Show every line that has the string "liquidity" in it.

(Extracts from a graphics dataset)
= = = =
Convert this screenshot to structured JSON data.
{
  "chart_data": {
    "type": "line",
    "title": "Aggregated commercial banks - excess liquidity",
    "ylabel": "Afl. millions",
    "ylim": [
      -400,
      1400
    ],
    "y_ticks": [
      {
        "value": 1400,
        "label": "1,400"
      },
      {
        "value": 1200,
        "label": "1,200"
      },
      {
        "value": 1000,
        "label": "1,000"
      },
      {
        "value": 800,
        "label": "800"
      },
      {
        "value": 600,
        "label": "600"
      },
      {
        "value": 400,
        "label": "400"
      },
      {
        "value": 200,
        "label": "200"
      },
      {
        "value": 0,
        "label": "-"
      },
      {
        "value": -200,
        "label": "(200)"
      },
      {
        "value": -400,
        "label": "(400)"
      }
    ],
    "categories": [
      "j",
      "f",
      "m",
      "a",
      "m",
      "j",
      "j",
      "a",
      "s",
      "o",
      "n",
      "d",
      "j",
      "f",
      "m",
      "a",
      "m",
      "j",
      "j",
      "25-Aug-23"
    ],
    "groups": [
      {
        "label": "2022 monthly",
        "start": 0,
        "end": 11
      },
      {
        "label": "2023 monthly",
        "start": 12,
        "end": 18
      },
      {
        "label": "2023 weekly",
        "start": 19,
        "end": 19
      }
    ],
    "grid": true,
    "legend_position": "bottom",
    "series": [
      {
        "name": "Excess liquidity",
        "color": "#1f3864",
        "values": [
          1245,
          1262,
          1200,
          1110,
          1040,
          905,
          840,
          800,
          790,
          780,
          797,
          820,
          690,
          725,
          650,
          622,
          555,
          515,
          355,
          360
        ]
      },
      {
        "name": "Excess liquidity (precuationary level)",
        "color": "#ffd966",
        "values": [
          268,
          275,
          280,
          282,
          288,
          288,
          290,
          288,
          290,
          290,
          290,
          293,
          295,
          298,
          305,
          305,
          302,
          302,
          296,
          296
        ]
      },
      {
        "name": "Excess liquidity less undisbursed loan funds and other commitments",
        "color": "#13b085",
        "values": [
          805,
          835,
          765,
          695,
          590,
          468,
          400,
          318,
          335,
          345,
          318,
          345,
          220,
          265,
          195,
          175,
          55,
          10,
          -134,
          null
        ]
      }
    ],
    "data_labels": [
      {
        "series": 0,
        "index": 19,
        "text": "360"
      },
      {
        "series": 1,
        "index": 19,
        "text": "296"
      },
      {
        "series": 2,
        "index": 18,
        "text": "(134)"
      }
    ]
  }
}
= = = =
Reply to the exercise
    "title": "Aggregated commercial banks - excess liquidity",
        "name": "Excess liquidity",
        "name": "Excess liquidity (precuationary level)",
        "name": "Excess liquidity less undisbursed loan funds and other commitments",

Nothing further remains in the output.